Start of Stored rows

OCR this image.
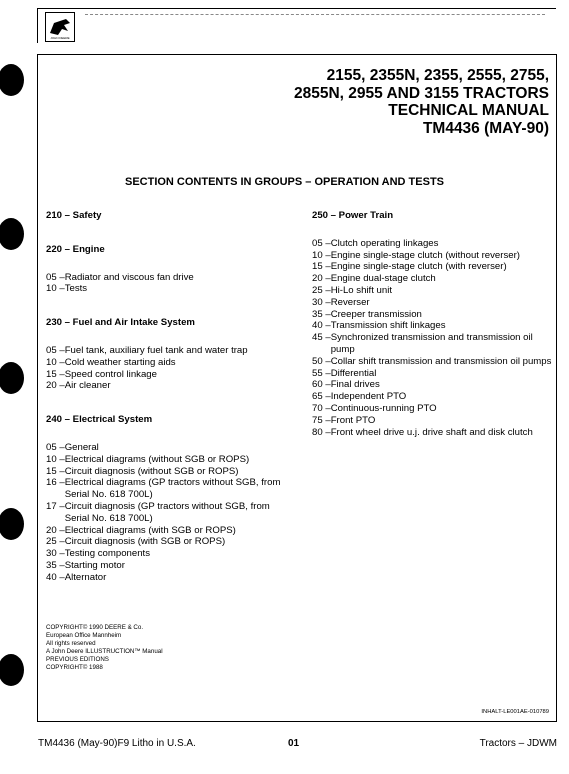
JOHN DEERE
2155, 2355N, 2355, 2555, 2755,
2855N, 2955 AND 3155 TRACTORS
TECHNICAL MANUAL
TM4436 (MAY-90)
SECTION CONTENTS IN GROUPS – OPERATION AND TESTS
210 – Safety
220 – Engine
05 – Radiator and viscous fan drive
10 – Tests
230 – Fuel and Air Intake System
05 – Fuel tank, auxiliary fuel tank and water trap
10 – Cold weather starting aids
15 – Speed control linkage
20 – Air cleaner
240 – Electrical System
05 – General
10 – Electrical diagrams (without SGB or ROPS)
15 – Circuit diagnosis (without SGB or ROPS)
16 – Electrical diagrams (GP tractors without SGB, from Serial No. 618 700L)
17 – Circuit diagnosis (GP tractors without SGB, from Serial No. 618 700L)
20 – Electrical diagrams (with SGB or ROPS)
25 – Circuit diagnosis (with SGB or ROPS)
30 – Testing components
35 – Starting motor
40 – Alternator
250 – Power Train
05 – Clutch operating linkages
10 – Engine single-stage clutch (without reverser)
15 – Engine single-stage clutch (with reverser)
20 – Engine dual-stage clutch
25 – Hi-Lo shift unit
30 – Reverser
35 – Creeper transmission
40 – Transmission shift linkages
45 – Synchronized transmission and transmission oil pump
50 – Collar shift transmission and transmission oil pumps
55 – Differential
60 – Final drives
65 – Independent PTO
70 – Continuous-running PTO
75 – Front PTO
80 – Front wheel drive u.j. drive shaft and disk clutch
COPYRIGHT© 1990 DEERE & Co.
European Office Mannheim
All rights reserved
A John Deere ILLUSTRUCTION™ Manual
PREVIOUS EDITIONS
COPYRIGHT© 1988
INHALT-LE001AE-010789
TM4436 (May-90)F9 Litho in U.S.A.	01	Tractors – JDWM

End of Stored rows

→ **Task details**
Report every line in the data above in which the word "ROPS" appears.

→ **Response**
10 – Electrical diagrams (without SGB or ROPS)
15 – Circuit diagnosis (without SGB or ROPS)
20 – Electrical diagrams (with SGB or ROPS)
25 – Circuit diagnosis (with SGB or ROPS)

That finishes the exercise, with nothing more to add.